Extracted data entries
··········

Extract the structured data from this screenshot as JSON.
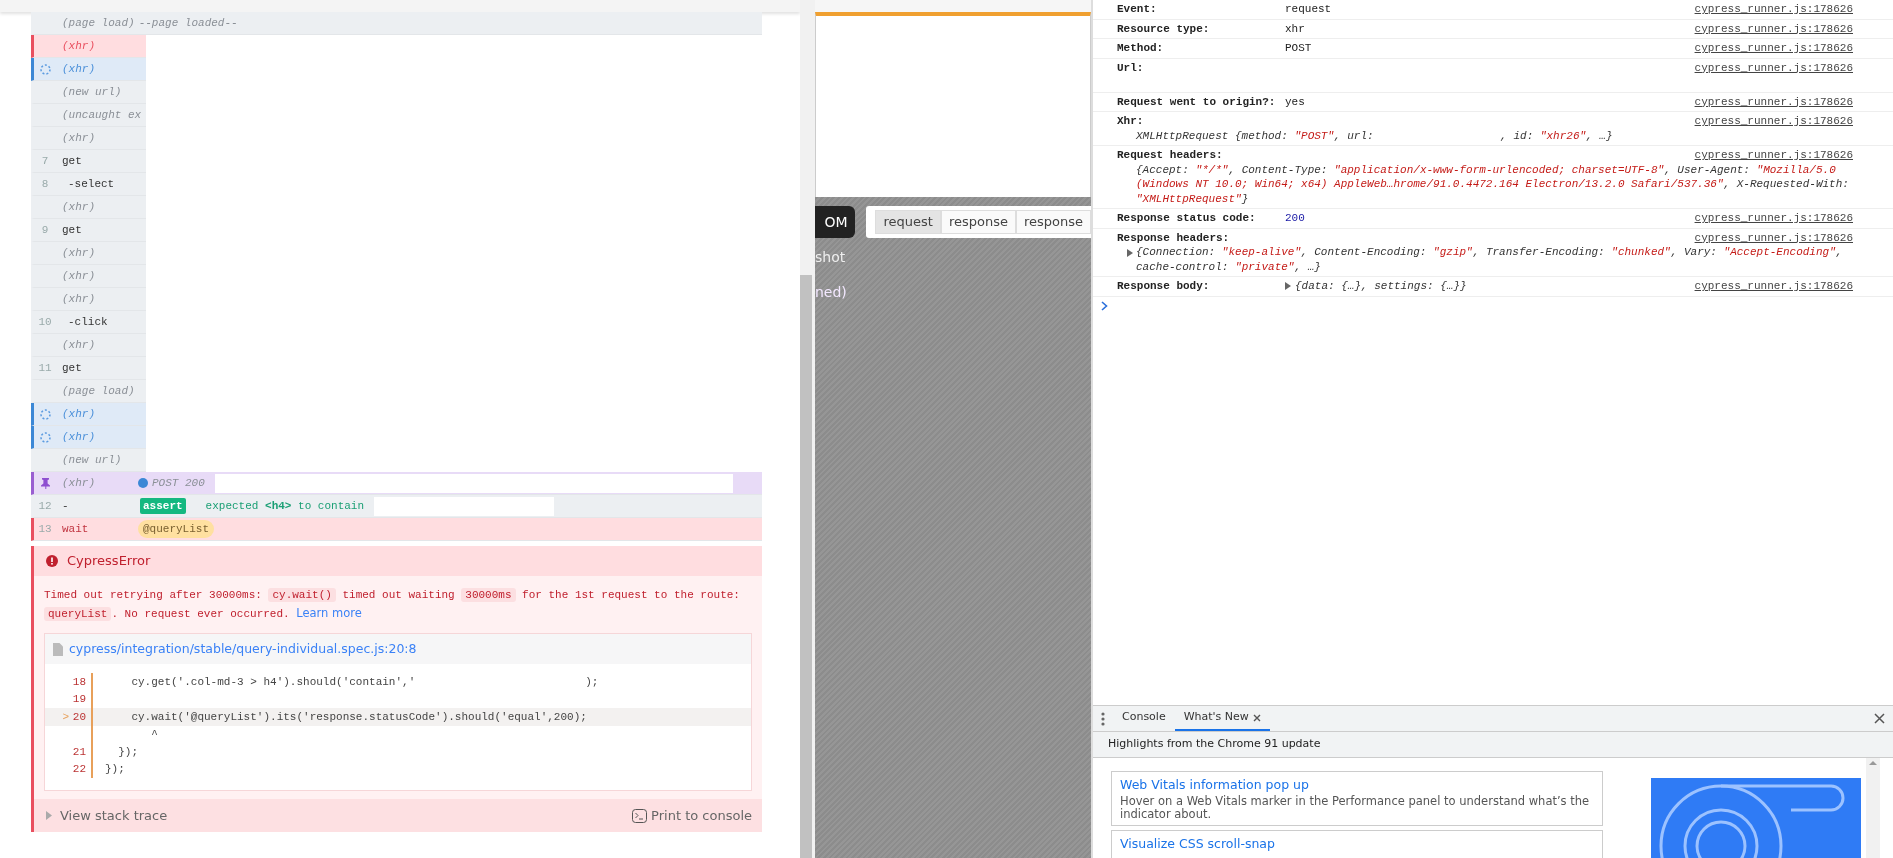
{
  "command_log": {
    "rows": [
      {
        "label": "(page load)",
        "kind": "event",
        "failed": false,
        "pending": false,
        "pinned": false,
        "message": "--page loaded--"
      },
      {
        "label": "(xhr)",
        "kind": "event",
        "failed": true,
        "pending": false,
        "pinned": false
      },
      {
        "label": "(xhr)",
        "kind": "event",
        "failed": false,
        "pending": true,
        "pinned": false
      },
      {
        "label": "(new url)",
        "kind": "event",
        "failed": false,
        "pending": false,
        "pinned": false
      },
      {
        "label": "(uncaught ex",
        "kind": "event",
        "failed": false,
        "pending": false,
        "pinned": false
      },
      {
        "label": "(xhr)",
        "kind": "event",
        "failed": false,
        "pending": false,
        "pinned": false
      },
      {
        "number": "7",
        "label": "get",
        "kind": "command",
        "failed": false,
        "pending": false,
        "pinned": false
      },
      {
        "number": "8",
        "label": "-select",
        "kind": "child",
        "failed": false,
        "pending": false,
        "pinned": false
      },
      {
        "label": "(xhr)",
        "kind": "event",
        "failed": false,
        "pending": false,
        "pinned": false
      },
      {
        "number": "9",
        "label": "get",
        "kind": "command",
        "failed": false,
        "pending": false,
        "pinned": false
      },
      {
        "label": "(xhr)",
        "kind": "event",
        "failed": false,
        "pending": false,
        "pinned": false
      },
      {
        "label": "(xhr)",
        "kind": "event",
        "failed": false,
        "pending": false,
        "pinned": false
      },
      {
        "label": "(xhr)",
        "kind": "event",
        "failed": false,
        "pending": false,
        "pinned": false
      },
      {
        "number": "10",
        "label": "-click",
        "kind": "child",
        "failed": false,
        "pending": false,
        "pinned": false
      },
      {
        "label": "(xhr)",
        "kind": "event",
        "failed": false,
        "pending": false,
        "pinned": false
      },
      {
        "number": "11",
        "label": "get",
        "kind": "command",
        "failed": false,
        "pending": false,
        "pinned": false
      },
      {
        "label": "(page load)",
        "kind": "event",
        "failed": false,
        "pending": false,
        "pinned": false
      },
      {
        "label": "(xhr)",
        "kind": "event",
        "failed": false,
        "pending": true,
        "pinned": false
      },
      {
        "label": "(xhr)",
        "kind": "event",
        "failed": false,
        "pending": true,
        "pinned": false
      },
      {
        "label": "(new url)",
        "kind": "event",
        "failed": false,
        "pending": false,
        "pinned": false
      },
      {
        "label": "(xhr)",
        "kind": "event",
        "failed": false,
        "pending": false,
        "pinned": true,
        "dot": true,
        "message": "POST 200"
      },
      {
        "number": "12",
        "label": "-",
        "kind": "assertion",
        "failed": false,
        "pending": false,
        "pinned": false,
        "badge": "assert",
        "message": "expected **<h4>** to contain"
      },
      {
        "number": "13",
        "label": "wait",
        "kind": "command",
        "failed": true,
        "pending": false,
        "pinned": false,
        "alias": "@queryList"
      }
    ]
  },
  "error": {
    "title": "CypressError",
    "message": [
      {
        "kind": "text",
        "text": "Timed out retrying after 30000ms: "
      },
      {
        "kind": "code",
        "text": "cy.wait()"
      },
      {
        "kind": "text",
        "text": " timed out waiting "
      },
      {
        "kind": "code",
        "text": "30000ms"
      },
      {
        "kind": "text",
        "text": " for the 1st request to the route: "
      },
      {
        "kind": "code",
        "text": "queryList"
      },
      {
        "kind": "text",
        "text": ". No request ever occurred. "
      },
      {
        "kind": "link",
        "text": "Learn more"
      }
    ],
    "file_link": "cypress/integration/stable/query-individual.spec.js:20:8",
    "code_lines": [
      {
        "number": "18",
        "code": "    cy.get('.col-md-3 > h4').should('contain','",
        "tail": ");",
        "current": false
      },
      {
        "number": "19",
        "current": false
      },
      {
        "number": "20",
        "marker": ">",
        "code": "    cy.wait('@queryList').its('response.statusCode').should('equal',200);",
        "current": true
      },
      {
        "code": "       ^",
        "current": false
      },
      {
        "number": "21",
        "code": "  });",
        "current": false
      },
      {
        "number": "22",
        "code": "});",
        "current": false
      }
    ],
    "stack_toggle": "View stack trace",
    "print_button": "Print to console"
  },
  "preview": {
    "dom_button": "OM",
    "tabs": [
      {
        "label": "request",
        "selected": true
      },
      {
        "label": "response",
        "selected": false
      },
      {
        "label": "response",
        "selected": false
      }
    ],
    "snapshot_text": "shot",
    "pinned_text": "ned)"
  },
  "console": {
    "rows": [
      {
        "label": "Event:",
        "kind": "inline",
        "value": [
          {
            "kind": "text",
            "text": "request"
          }
        ],
        "source": "cypress_runner.js:178626"
      },
      {
        "label": "Resource type:",
        "kind": "inline",
        "value": [
          {
            "kind": "text",
            "text": "xhr"
          }
        ],
        "source": "cypress_runner.js:178626"
      },
      {
        "label": "Method:",
        "kind": "inline",
        "value": [
          {
            "kind": "text",
            "text": "POST"
          }
        ],
        "source": "cypress_runner.js:178626"
      },
      {
        "label": "Url:",
        "kind": "redacted",
        "source": "cypress_runner.js:178626"
      },
      {
        "label": "Request went to origin?:",
        "kind": "inline",
        "value": [
          {
            "kind": "text",
            "text": "yes"
          }
        ],
        "source": "cypress_runner.js:178626"
      },
      {
        "label": "Xhr:",
        "kind": "block",
        "value": [
          {
            "kind": "key",
            "text": "XMLHttpRequest {method: "
          },
          {
            "kind": "string",
            "text": "\"POST\""
          },
          {
            "kind": "key",
            "text": ", url: "
          },
          {
            "kind": "gap"
          },
          {
            "kind": "key",
            "text": ", id: "
          },
          {
            "kind": "string",
            "text": "\"xhr26\""
          },
          {
            "kind": "key",
            "text": ", …}"
          }
        ],
        "source": "cypress_runner.js:178626"
      },
      {
        "label": "Request headers:",
        "kind": "block",
        "value": [
          {
            "kind": "key",
            "text": "{Accept: "
          },
          {
            "kind": "string",
            "text": "\"*/*\""
          },
          {
            "kind": "key",
            "text": ", Content-Type: "
          },
          {
            "kind": "string",
            "text": "\"application/x-www-form-urlencoded; charset=UTF-8\""
          },
          {
            "kind": "key",
            "text": ", User-Agent: "
          },
          {
            "kind": "string",
            "text": "\"Mozilla/5.0 (Windows NT 10.0; Win64; x64) AppleWeb…hrome/91.0.4472.164 Electron/13.2.0 Safari/537.36\""
          },
          {
            "kind": "key",
            "text": ", X-Requested-With: "
          },
          {
            "kind": "string",
            "text": "\"XMLHttpRequest\""
          },
          {
            "kind": "key",
            "text": "}"
          }
        ],
        "source": "cypress_runner.js:178626"
      },
      {
        "label": "Response status code:",
        "kind": "inline",
        "value": [
          {
            "kind": "number",
            "text": "200"
          }
        ],
        "source": "cypress_runner.js:178626"
      },
      {
        "label": "Response headers:",
        "kind": "block",
        "expandable": true,
        "value": [
          {
            "kind": "key",
            "text": "{Connection: "
          },
          {
            "kind": "string",
            "text": "\"keep-alive\""
          },
          {
            "kind": "key",
            "text": ", Content-Encoding: "
          },
          {
            "kind": "string",
            "text": "\"gzip\""
          },
          {
            "kind": "key",
            "text": ", Transfer-Encoding: "
          },
          {
            "kind": "string",
            "text": "\"chunked\""
          },
          {
            "kind": "key",
            "text": ", Vary: "
          },
          {
            "kind": "string",
            "text": "\"Accept-Encoding\""
          },
          {
            "kind": "key",
            "text": ", cache-control: "
          },
          {
            "kind": "string",
            "text": "\"private\""
          },
          {
            "kind": "key",
            "text": ", …}"
          }
        ],
        "source": "cypress_runner.js:178626"
      },
      {
        "label": "Response body:",
        "kind": "inline",
        "expandable": true,
        "value": [
          {
            "kind": "key",
            "text": "{data: {…}, settings: {…}}"
          }
        ],
        "source": "cypress_runner.js:178626"
      }
    ]
  },
  "drawer": {
    "tabs": [
      {
        "label": "Console",
        "selected": false,
        "closable": false
      },
      {
        "label": "What's New",
        "selected": true,
        "closable": true
      }
    ],
    "header": "Highlights from the Chrome 91 update",
    "cards": [
      {
        "title": "Web Vitals information pop up",
        "description": "Hover on a Web Vitals marker in the Performance panel to understand what’s the indicator about."
      },
      {
        "title": "Visualize CSS scroll-snap"
      }
    ]
  }
}
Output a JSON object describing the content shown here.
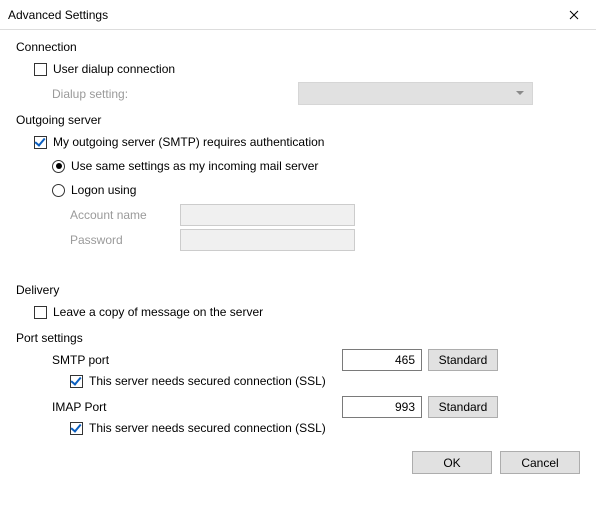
{
  "title": "Advanced Settings",
  "connection": {
    "title": "Connection",
    "dialup_checkbox": "User dialup connection",
    "dialup_checked": false,
    "dialup_setting_label": "Dialup setting:"
  },
  "outgoing": {
    "title": "Outgoing server",
    "smtp_auth_label": "My outgoing server (SMTP) requires authentication",
    "smtp_auth_checked": true,
    "radio_same_label": "Use same settings as my incoming mail server",
    "radio_logon_label": "Logon using",
    "radio_selected": "same",
    "account_name_label": "Account name",
    "account_name_value": "",
    "password_label": "Password",
    "password_value": ""
  },
  "delivery": {
    "title": "Delivery",
    "leave_copy_label": "Leave a copy of message on the server",
    "leave_copy_checked": false
  },
  "ports": {
    "title": "Port settings",
    "smtp_label": "SMTP port",
    "smtp_value": "465",
    "smtp_standard": "Standard",
    "smtp_ssl_label": "This server needs secured connection (SSL)",
    "smtp_ssl_checked": true,
    "imap_label": "IMAP Port",
    "imap_value": "993",
    "imap_standard": "Standard",
    "imap_ssl_label": "This server needs secured connection (SSL)",
    "imap_ssl_checked": true
  },
  "buttons": {
    "ok": "OK",
    "cancel": "Cancel"
  }
}
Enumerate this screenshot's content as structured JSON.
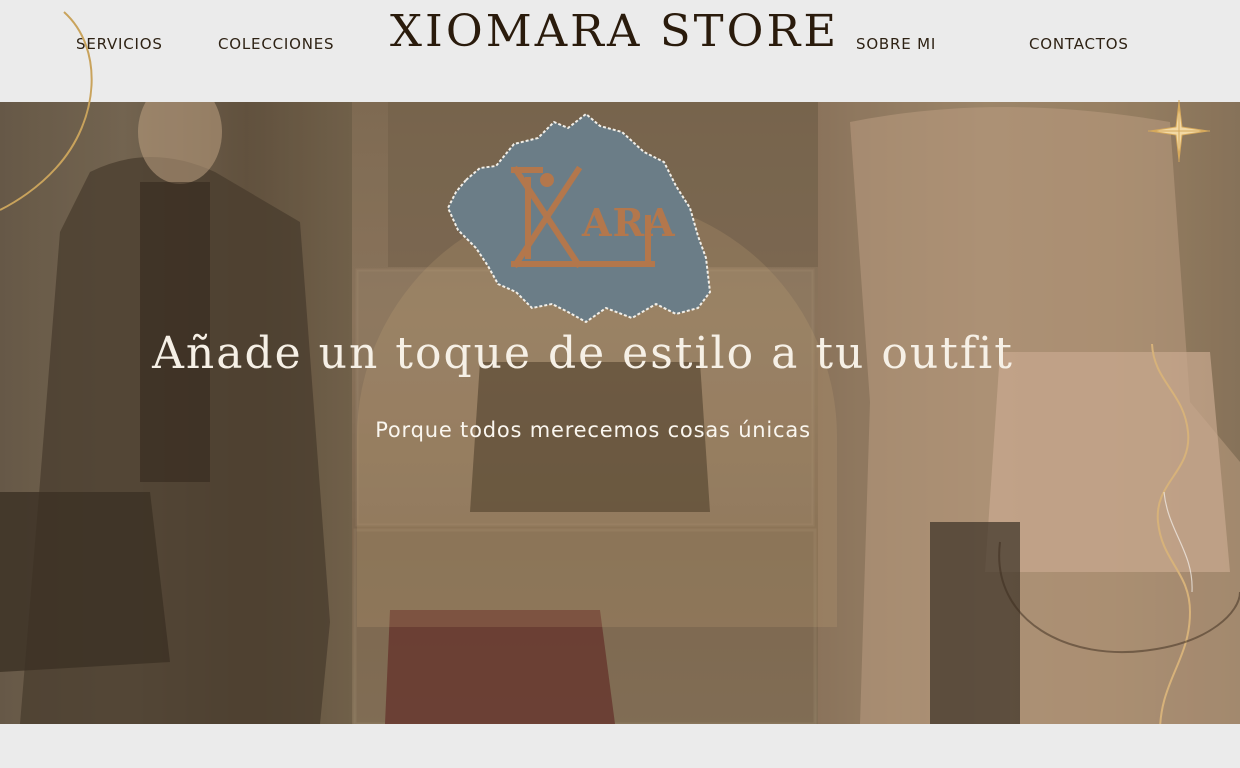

··········

#### Your task
Find out how many lines in the listing contain the string "from". Give the number alone.

#### Final result
2